▶ [Set exercise]:
Determine how many lines in the records below contain the string "boxes", and reply with only that number.

▶ [Extracted information]:
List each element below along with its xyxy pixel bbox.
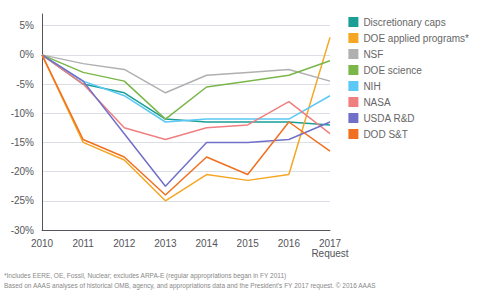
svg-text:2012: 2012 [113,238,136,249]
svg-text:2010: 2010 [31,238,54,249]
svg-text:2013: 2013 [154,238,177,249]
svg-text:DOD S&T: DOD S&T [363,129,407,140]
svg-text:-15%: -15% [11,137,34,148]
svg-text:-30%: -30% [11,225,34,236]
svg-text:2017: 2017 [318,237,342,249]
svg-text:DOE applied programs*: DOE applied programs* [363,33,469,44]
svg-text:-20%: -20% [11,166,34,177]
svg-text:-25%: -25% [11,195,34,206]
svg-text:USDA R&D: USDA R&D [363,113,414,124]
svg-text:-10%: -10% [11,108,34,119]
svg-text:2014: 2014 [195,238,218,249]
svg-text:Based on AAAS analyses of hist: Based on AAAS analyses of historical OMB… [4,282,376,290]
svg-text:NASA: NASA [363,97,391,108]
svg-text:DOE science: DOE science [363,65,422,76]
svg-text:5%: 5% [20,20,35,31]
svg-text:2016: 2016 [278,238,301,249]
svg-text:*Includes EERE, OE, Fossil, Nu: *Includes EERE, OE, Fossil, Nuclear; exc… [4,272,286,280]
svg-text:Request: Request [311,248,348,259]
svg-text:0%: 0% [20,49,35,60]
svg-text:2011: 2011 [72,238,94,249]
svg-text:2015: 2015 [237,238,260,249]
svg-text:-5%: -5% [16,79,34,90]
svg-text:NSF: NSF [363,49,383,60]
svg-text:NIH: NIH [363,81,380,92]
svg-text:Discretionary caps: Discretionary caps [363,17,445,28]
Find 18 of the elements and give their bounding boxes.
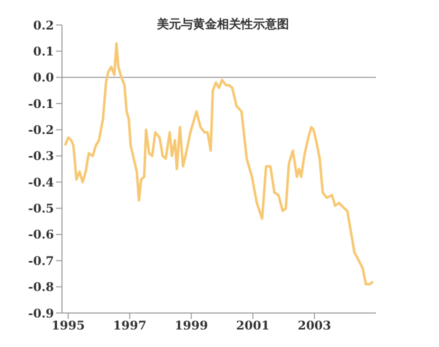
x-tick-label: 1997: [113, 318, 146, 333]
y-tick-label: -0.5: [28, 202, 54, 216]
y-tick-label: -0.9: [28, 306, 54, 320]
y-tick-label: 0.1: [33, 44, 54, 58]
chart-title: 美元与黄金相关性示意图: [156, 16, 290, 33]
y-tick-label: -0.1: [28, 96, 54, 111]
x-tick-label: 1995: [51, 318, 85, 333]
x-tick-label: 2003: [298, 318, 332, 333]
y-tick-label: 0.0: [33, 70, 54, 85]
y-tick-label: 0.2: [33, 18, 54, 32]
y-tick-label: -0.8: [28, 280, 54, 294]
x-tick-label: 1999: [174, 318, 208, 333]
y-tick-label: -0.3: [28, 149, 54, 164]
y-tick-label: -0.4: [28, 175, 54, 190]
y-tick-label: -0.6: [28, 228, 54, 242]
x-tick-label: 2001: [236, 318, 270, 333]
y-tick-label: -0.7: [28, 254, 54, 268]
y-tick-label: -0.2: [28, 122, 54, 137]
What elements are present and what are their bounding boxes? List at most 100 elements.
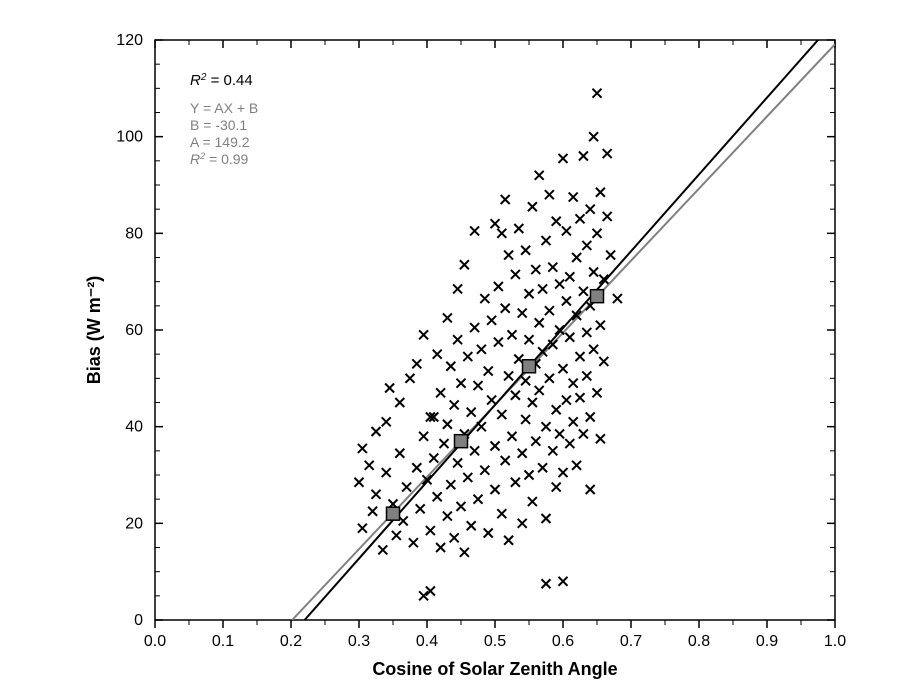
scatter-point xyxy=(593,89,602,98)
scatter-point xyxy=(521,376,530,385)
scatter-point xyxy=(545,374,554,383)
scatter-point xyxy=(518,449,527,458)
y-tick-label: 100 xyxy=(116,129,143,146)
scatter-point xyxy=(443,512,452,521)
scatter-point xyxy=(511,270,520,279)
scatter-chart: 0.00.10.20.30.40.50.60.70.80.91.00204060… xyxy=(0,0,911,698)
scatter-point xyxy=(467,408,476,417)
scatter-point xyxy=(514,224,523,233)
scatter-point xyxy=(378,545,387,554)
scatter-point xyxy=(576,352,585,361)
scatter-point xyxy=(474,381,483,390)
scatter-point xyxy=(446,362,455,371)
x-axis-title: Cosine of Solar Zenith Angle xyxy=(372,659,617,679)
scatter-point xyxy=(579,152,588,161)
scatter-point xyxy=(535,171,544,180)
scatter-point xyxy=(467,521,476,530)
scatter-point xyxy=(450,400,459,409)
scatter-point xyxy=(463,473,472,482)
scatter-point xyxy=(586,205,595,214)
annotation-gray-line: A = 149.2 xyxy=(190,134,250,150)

▶ [Completed exercise]:
2